START

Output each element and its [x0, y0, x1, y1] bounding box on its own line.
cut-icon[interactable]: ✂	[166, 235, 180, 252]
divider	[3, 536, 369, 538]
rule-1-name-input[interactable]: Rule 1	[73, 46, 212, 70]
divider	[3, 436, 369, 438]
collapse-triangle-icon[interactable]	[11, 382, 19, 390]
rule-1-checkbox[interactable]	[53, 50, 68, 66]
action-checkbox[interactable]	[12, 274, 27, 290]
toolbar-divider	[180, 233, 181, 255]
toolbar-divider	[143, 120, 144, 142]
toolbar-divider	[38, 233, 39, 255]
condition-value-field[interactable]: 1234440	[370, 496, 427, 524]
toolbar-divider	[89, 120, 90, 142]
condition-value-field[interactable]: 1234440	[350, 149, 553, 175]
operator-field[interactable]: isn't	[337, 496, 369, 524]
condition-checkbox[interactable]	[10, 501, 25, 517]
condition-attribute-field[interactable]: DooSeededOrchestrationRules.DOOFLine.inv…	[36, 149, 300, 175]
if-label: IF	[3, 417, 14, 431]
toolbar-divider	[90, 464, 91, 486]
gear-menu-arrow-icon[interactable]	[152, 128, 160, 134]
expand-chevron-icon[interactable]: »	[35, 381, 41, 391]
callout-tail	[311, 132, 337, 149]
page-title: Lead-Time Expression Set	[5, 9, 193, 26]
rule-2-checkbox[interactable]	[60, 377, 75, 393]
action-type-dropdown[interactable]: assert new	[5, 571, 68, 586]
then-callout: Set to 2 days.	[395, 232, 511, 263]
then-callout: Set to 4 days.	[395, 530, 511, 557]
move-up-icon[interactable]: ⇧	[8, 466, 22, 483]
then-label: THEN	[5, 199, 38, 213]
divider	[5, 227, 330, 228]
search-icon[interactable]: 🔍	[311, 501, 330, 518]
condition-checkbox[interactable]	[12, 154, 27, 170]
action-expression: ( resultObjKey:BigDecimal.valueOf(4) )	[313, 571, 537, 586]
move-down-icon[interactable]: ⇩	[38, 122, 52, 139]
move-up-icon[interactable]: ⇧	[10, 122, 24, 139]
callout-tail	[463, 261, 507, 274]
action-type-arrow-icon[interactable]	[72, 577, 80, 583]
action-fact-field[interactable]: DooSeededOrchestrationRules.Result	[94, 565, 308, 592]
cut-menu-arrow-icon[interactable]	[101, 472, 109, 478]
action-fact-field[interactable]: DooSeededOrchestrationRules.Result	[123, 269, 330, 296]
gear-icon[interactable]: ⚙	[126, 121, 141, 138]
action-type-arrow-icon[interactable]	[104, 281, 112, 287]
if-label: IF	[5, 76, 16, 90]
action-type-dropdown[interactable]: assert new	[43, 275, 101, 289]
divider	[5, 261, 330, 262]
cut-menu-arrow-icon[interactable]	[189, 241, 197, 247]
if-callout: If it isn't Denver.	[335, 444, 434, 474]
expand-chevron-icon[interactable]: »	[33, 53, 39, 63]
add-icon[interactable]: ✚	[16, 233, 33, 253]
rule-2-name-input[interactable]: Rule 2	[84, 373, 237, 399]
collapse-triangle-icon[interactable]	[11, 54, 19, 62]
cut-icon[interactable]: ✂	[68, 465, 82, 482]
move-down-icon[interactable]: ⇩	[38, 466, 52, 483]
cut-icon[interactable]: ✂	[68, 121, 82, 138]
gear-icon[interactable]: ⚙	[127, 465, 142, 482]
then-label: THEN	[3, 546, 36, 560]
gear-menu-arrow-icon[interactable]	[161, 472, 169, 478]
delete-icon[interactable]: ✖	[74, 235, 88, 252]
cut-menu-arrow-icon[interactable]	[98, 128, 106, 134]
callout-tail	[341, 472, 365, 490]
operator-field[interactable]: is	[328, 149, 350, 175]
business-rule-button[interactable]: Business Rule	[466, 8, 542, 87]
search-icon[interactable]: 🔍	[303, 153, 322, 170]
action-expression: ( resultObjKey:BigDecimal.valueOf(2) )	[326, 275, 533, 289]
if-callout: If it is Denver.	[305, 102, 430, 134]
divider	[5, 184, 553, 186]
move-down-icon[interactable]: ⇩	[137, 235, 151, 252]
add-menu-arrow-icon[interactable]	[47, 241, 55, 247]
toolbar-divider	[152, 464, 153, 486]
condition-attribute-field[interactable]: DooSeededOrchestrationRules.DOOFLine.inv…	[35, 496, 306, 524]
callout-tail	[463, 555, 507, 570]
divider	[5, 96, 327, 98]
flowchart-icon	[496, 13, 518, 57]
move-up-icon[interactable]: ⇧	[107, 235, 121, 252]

END
START

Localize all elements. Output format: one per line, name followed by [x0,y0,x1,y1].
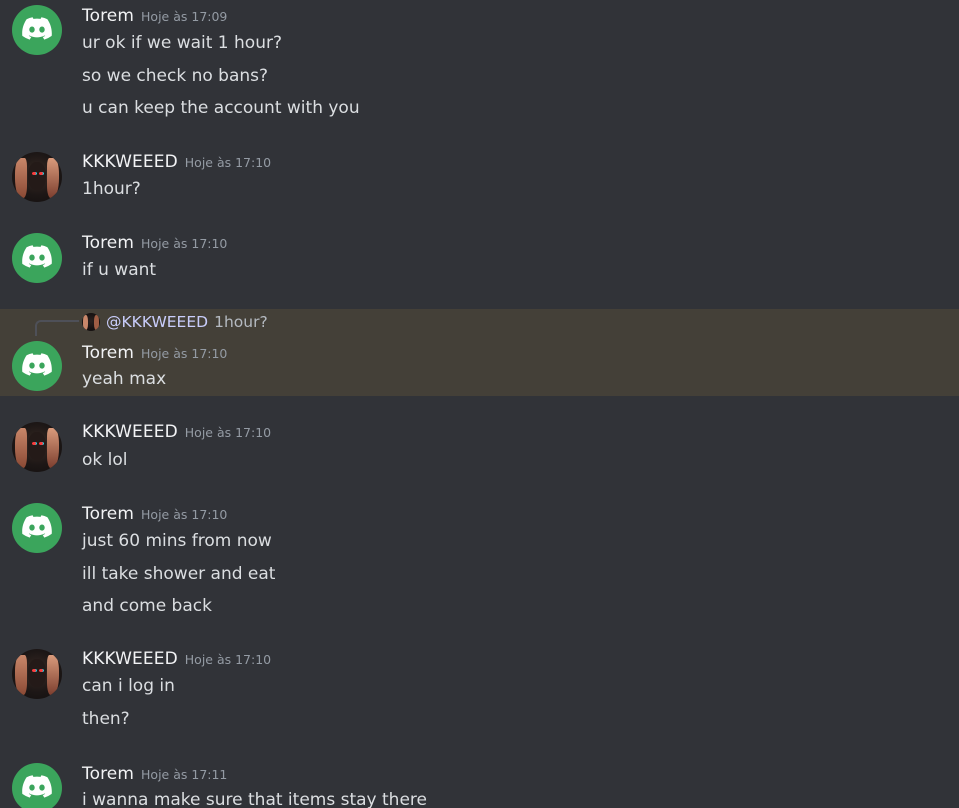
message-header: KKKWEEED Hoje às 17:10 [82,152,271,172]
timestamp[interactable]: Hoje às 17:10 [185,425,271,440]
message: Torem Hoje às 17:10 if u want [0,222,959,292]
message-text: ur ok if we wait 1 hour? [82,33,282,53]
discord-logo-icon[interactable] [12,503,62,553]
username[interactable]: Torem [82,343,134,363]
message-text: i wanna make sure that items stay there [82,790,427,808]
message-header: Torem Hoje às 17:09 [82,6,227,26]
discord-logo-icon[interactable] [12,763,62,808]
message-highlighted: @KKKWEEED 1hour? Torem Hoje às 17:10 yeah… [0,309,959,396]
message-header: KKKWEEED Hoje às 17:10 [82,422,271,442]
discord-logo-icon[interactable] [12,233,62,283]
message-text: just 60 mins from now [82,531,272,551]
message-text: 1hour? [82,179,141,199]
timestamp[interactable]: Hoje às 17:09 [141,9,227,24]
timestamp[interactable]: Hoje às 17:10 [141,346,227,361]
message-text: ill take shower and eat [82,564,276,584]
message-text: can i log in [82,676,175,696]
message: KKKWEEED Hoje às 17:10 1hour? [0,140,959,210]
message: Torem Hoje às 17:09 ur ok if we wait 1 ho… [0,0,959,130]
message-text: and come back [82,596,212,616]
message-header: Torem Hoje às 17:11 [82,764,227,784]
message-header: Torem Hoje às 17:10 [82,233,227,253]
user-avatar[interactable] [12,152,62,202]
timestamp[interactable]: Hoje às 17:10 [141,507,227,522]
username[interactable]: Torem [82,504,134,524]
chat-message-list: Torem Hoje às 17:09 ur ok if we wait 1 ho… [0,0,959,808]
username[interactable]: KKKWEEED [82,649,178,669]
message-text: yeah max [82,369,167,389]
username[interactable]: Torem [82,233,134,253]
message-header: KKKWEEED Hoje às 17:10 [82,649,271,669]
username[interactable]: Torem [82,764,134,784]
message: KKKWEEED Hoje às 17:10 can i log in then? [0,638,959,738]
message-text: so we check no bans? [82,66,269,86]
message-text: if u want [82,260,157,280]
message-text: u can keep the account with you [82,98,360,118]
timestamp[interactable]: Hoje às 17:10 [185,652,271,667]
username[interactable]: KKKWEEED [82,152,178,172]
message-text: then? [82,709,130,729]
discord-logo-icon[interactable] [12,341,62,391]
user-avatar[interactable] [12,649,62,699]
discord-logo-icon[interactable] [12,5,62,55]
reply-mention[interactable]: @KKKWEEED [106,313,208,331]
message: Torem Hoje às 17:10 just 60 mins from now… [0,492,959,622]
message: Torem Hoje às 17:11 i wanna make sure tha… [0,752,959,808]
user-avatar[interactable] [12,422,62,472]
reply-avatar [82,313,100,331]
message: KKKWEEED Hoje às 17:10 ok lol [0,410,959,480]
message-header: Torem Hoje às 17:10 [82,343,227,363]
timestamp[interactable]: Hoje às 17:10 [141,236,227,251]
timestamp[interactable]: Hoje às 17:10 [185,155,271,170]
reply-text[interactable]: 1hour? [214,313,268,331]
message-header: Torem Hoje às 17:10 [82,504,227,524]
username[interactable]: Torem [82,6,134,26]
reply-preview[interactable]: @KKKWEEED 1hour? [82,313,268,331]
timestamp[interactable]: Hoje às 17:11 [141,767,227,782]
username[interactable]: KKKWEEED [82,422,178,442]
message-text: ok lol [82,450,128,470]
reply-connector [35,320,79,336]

END
START

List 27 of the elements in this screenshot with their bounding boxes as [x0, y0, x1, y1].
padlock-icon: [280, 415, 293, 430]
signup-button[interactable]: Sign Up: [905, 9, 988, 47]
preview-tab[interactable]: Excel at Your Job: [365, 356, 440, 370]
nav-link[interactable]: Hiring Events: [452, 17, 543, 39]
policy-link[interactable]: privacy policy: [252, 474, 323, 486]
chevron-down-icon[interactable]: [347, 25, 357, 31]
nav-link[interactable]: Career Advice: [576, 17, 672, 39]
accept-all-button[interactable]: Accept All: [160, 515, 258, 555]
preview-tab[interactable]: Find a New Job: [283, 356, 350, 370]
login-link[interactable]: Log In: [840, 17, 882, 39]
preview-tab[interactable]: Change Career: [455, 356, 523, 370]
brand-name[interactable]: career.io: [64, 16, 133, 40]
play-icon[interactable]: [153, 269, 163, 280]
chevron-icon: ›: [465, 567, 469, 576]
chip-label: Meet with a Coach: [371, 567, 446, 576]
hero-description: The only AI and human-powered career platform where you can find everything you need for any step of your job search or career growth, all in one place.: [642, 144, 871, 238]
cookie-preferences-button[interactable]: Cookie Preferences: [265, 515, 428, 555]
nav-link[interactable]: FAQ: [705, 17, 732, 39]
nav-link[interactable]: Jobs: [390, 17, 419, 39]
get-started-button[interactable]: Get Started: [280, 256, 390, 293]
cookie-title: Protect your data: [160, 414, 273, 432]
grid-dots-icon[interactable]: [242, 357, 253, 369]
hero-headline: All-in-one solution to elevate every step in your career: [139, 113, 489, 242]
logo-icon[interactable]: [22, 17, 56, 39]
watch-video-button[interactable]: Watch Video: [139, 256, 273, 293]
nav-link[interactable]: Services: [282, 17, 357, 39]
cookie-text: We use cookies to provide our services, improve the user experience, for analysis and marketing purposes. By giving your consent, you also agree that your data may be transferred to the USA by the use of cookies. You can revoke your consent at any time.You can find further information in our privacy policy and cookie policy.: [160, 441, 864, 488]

END

> What to work on:
Copy out the part of the material that opens with the line containing "message-header: KKKWEEED Hoje às 17:10 [82,152,271,172]" and closes with the line containing "message-highlighted: @KKKWEEED 1hour?", both included, reproducing each line without any change.

> Result of the task:
message-header: KKKWEEED Hoje às 17:10 [82,152,271,172]
timestamp[interactable]: Hoje às 17:10 [185,425,271,440]
message: Torem Hoje às 17:10 if u want [0,222,959,292]
message-text: ur ok if we wait 1 hour? [82,33,282,53]
discord-logo-icon[interactable] [12,503,62,553]
username[interactable]: Torem [82,343,134,363]
message-text: i wanna make sure that items stay there [82,790,427,808]
message-header: Torem Hoje às 17:09 [82,6,227,26]
discord-logo-icon[interactable] [12,763,62,808]
message-highlighted: @KKKWEEED 1hour? Torem Hoje às 17:10 yeah… [0,309,959,396]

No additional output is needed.